§ **Stated problem**
Extract all data as written.

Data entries
>>>>

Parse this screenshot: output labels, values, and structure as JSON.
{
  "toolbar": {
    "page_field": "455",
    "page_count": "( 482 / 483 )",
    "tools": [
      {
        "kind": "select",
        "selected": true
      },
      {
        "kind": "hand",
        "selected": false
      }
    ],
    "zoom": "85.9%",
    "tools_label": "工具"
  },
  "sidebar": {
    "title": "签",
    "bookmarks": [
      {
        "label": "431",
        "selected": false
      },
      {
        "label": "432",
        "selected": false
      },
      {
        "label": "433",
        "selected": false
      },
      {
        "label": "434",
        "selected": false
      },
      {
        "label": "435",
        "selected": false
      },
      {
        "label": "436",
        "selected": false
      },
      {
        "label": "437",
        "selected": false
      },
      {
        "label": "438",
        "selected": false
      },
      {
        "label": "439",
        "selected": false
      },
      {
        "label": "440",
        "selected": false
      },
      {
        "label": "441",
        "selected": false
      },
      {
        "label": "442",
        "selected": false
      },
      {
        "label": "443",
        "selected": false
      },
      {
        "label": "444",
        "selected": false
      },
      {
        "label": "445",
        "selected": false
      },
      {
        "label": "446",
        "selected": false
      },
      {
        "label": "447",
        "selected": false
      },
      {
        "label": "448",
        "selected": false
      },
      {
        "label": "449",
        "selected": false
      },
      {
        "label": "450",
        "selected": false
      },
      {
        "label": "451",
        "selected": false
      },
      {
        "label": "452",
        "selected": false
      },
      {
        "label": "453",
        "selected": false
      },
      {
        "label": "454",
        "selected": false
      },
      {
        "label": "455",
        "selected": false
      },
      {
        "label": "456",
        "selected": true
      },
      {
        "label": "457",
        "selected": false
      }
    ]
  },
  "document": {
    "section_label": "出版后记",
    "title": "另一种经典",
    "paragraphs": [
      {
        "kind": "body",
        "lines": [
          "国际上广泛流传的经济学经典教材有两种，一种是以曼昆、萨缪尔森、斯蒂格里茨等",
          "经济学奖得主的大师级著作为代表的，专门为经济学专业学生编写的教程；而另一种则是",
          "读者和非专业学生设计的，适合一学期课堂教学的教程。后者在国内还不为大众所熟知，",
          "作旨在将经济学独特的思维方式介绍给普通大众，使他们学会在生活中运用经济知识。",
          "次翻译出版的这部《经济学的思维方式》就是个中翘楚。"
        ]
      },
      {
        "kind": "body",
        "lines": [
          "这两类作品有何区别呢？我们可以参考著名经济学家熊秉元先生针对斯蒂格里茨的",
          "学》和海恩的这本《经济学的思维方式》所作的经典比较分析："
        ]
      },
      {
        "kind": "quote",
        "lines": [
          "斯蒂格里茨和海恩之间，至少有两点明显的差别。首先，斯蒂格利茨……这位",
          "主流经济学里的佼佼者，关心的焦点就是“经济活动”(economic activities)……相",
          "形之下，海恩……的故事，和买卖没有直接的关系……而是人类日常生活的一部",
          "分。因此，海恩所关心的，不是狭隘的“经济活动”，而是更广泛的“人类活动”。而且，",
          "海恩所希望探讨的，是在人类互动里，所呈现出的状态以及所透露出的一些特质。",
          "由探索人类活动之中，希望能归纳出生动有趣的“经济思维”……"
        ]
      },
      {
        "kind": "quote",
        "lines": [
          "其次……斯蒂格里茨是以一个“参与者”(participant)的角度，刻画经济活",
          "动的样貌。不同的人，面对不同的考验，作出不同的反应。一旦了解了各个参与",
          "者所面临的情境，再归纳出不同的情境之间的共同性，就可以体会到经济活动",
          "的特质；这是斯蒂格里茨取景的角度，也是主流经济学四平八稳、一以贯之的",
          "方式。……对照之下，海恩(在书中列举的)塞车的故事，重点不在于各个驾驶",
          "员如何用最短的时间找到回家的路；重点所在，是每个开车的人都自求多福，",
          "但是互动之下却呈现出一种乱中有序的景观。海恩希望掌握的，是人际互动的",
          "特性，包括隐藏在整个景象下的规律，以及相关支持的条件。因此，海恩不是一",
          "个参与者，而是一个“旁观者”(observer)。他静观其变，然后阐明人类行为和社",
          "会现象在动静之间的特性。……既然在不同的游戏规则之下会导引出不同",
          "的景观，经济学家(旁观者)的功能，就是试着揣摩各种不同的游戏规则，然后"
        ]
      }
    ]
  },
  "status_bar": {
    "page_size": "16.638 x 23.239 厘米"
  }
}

<<<<

§ **Task solution**
Parse this screenshot: output labels, values, and structure as JSON.
{
  "toolbar": {
    "page_field": "455",
    "page_count": "( 482 / 483 )",
    "tools": [
      {
        "kind": "select",
        "selected": true
      },
      {
        "kind": "hand",
        "selected": false
      }
    ],
    "zoom": "85.9%",
    "tools_label": "工具"
  },
  "sidebar": {
    "title": "签",
    "bookmarks": [
      {
        "label": "431",
        "selected": false
      },
      {
        "label": "432",
        "selected": false
      },
      {
        "label": "433",
        "selected": false
      },
      {
        "label": "434",
        "selected": false
      },
      {
        "label": "435",
        "selected": false
      },
      {
        "label": "436",
        "selected": false
      },
      {
        "label": "437",
        "selected": false
      },
      {
        "label": "438",
        "selected": false
      },
      {
        "label": "439",
        "selected": false
      },
      {
        "label": "440",
        "selected": false
      },
      {
        "label": "441",
        "selected": false
      },
      {
        "label": "442",
        "selected": false
      },
      {
        "label": "443",
        "selected": false
      },
      {
        "label": "444",
        "selected": false
      },
      {
        "label": "445",
        "selected": false
      },
      {
        "label": "446",
        "selected": false
      },
      {
        "label": "447",
        "selected": false
      },
      {
        "label": "448",
        "selected": false
      },
      {
        "label": "449",
        "selected": false
      },
      {
        "label": "450",
        "selected": false
      },
      {
        "label": "451",
        "selected": false
      },
      {
        "label": "452",
        "selected": false
      },
      {
        "label": "453",
        "selected": false
      },
      {
        "label": "454",
        "selected": false
      },
      {
        "label": "455",
        "selected": false
      },
      {
        "label": "456",
        "selected": true
      },
      {
        "label": "457",
        "selected": false
      }
    ]
  },
  "document": {
    "section_label": "出版后记",
    "title": "另一种经典",
    "paragraphs": [
      {
        "kind": "body",
        "lines": [
          "国际上广泛流传的经济学经典教材有两种，一种是以曼昆、萨缪尔森、斯蒂格里茨等",
          "经济学奖得主的大师级著作为代表的，专门为经济学专业学生编写的教程；而另一种则是",
          "读者和非专业学生设计的，适合一学期课堂教学的教程。后者在国内还不为大众所熟知，",
          "作旨在将经济学独特的思维方式介绍给普通大众，使他们学会在生活中运用经济知识。",
          "次翻译出版的这部《经济学的思维方式》就是个中翘楚。"
        ]
      },
      {
        "kind": "body",
        "lines": [
          "这两类作品有何区别呢？我们可以参考著名经济学家熊秉元先生针对斯蒂格里茨的",
          "学》和海恩的这本《经济学的思维方式》所作的经典比较分析："
        ]
      },
      {
        "kind": "quote",
        "lines": [
          "斯蒂格里茨和海恩之间，至少有两点明显的差别。首先，斯蒂格利茨……这位",
          "主流经济学里的佼佼者，关心的焦点就是“经济活动”(economic activities)……相",
          "形之下，海恩……的故事，和买卖没有直接的关系……而是人类日常生活的一部",
          "分。因此，海恩所关心的，不是狭隘的“经济活动”，而是更广泛的“人类活动”。而且，",
          "海恩所希望探讨的，是在人类互动里，所呈现出的状态以及所透露出的一些特质。",
          "由探索人类活动之中，希望能归纳出生动有趣的“经济思维”……"
        ]
      },
      {
        "kind": "quote",
        "lines": [
          "其次……斯蒂格里茨是以一个“参与者”(participant)的角度，刻画经济活",
          "动的样貌。不同的人，面对不同的考验，作出不同的反应。一旦了解了各个参与",
          "者所面临的情境，再归纳出不同的情境之间的共同性，就可以体会到经济活动",
          "的特质；这是斯蒂格里茨取景的角度，也是主流经济学四平八稳、一以贯之的",
          "方式。……对照之下，海恩(在书中列举的)塞车的故事，重点不在于各个驾驶",
          "员如何用最短的时间找到回家的路；重点所在，是每个开车的人都自求多福，",
          "但是互动之下却呈现出一种乱中有序的景观。海恩希望掌握的，是人际互动的",
          "特性，包括隐藏在整个景象下的规律，以及相关支持的条件。因此，海恩不是一",
          "个参与者，而是一个“旁观者”(observer)。他静观其变，然后阐明人类行为和社",
          "会现象在动静之间的特性。……既然在不同的游戏规则之下会导引出不同",
          "的景观，经济学家(旁观者)的功能，就是试着揣摩各种不同的游戏规则，然后"
        ]
      }
    ]
  },
  "status_bar": {
    "page_size": "16.638 x 23.239 厘米"
  }
}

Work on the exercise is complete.